Give an exact copy of every line, leaving images out.

------ RECORD EXTRACTS ------

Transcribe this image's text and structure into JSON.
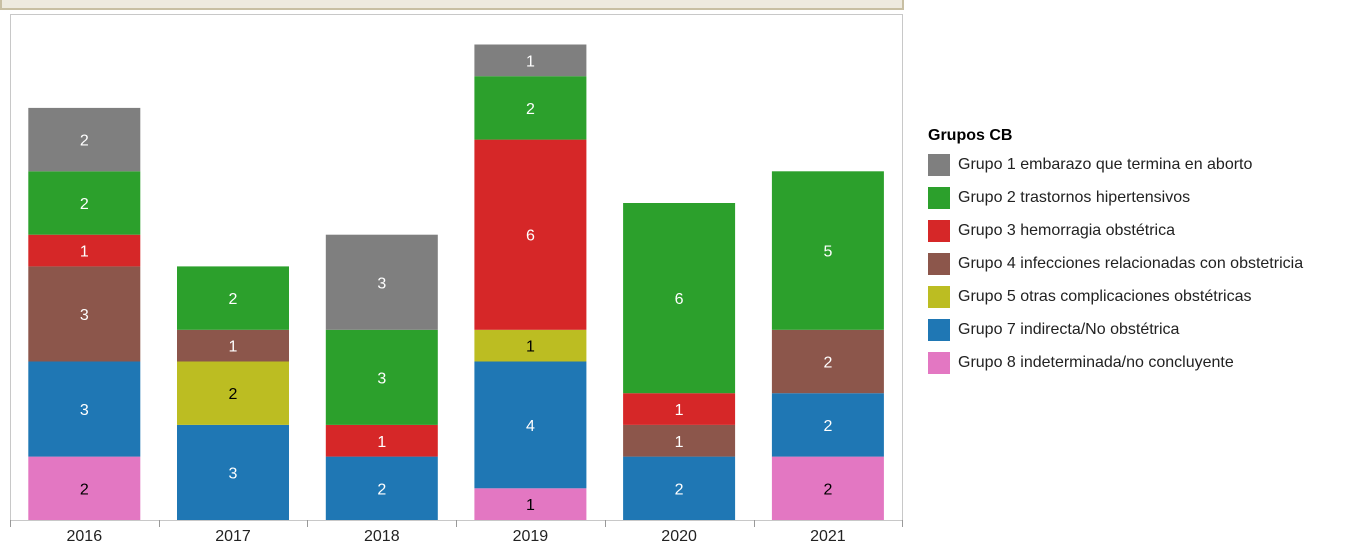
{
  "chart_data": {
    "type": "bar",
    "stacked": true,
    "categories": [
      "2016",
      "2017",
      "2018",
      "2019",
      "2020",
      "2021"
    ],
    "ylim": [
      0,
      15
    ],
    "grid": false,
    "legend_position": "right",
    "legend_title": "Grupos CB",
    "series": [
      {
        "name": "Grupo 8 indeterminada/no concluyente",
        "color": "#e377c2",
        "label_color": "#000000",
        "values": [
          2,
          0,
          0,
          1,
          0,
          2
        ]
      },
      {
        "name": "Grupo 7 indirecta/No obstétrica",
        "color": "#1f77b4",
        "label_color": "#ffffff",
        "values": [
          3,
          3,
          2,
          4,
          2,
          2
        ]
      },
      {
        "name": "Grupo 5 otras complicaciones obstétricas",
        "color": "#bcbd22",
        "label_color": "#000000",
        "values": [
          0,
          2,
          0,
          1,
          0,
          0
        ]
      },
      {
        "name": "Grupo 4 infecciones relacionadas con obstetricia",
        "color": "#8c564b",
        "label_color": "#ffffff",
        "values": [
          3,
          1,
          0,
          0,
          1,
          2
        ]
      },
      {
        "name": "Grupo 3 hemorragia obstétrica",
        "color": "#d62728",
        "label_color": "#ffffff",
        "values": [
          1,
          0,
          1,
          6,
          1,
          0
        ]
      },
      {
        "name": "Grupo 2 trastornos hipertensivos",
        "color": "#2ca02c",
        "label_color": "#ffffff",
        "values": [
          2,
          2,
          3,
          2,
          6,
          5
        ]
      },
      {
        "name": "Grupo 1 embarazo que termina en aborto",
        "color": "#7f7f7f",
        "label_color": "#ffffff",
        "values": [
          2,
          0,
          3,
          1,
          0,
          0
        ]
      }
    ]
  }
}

------

SOLUTION:
Transcribe this image's text and structure into JSON.
{
  "chart_data": {
    "type": "bar",
    "stacked": true,
    "categories": [
      "2016",
      "2017",
      "2018",
      "2019",
      "2020",
      "2021"
    ],
    "ylim": [
      0,
      15
    ],
    "grid": false,
    "legend_position": "right",
    "legend_title": "Grupos CB",
    "series": [
      {
        "name": "Grupo 8 indeterminada/no concluyente",
        "color": "#e377c2",
        "label_color": "#000000",
        "values": [
          2,
          0,
          0,
          1,
          0,
          2
        ]
      },
      {
        "name": "Grupo 7 indirecta/No obstétrica",
        "color": "#1f77b4",
        "label_color": "#ffffff",
        "values": [
          3,
          3,
          2,
          4,
          2,
          2
        ]
      },
      {
        "name": "Grupo 5 otras complicaciones obstétricas",
        "color": "#bcbd22",
        "label_color": "#000000",
        "values": [
          0,
          2,
          0,
          1,
          0,
          0
        ]
      },
      {
        "name": "Grupo 4 infecciones relacionadas con obstetricia",
        "color": "#8c564b",
        "label_color": "#ffffff",
        "values": [
          3,
          1,
          0,
          0,
          1,
          2
        ]
      },
      {
        "name": "Grupo 3 hemorragia obstétrica",
        "color": "#d62728",
        "label_color": "#ffffff",
        "values": [
          1,
          0,
          1,
          6,
          1,
          0
        ]
      },
      {
        "name": "Grupo 2 trastornos hipertensivos",
        "color": "#2ca02c",
        "label_color": "#ffffff",
        "values": [
          2,
          2,
          3,
          2,
          6,
          5
        ]
      },
      {
        "name": "Grupo 1 embarazo que termina en aborto",
        "color": "#7f7f7f",
        "label_color": "#ffffff",
        "values": [
          2,
          0,
          3,
          1,
          0,
          0
        ]
      }
    ]
  }
}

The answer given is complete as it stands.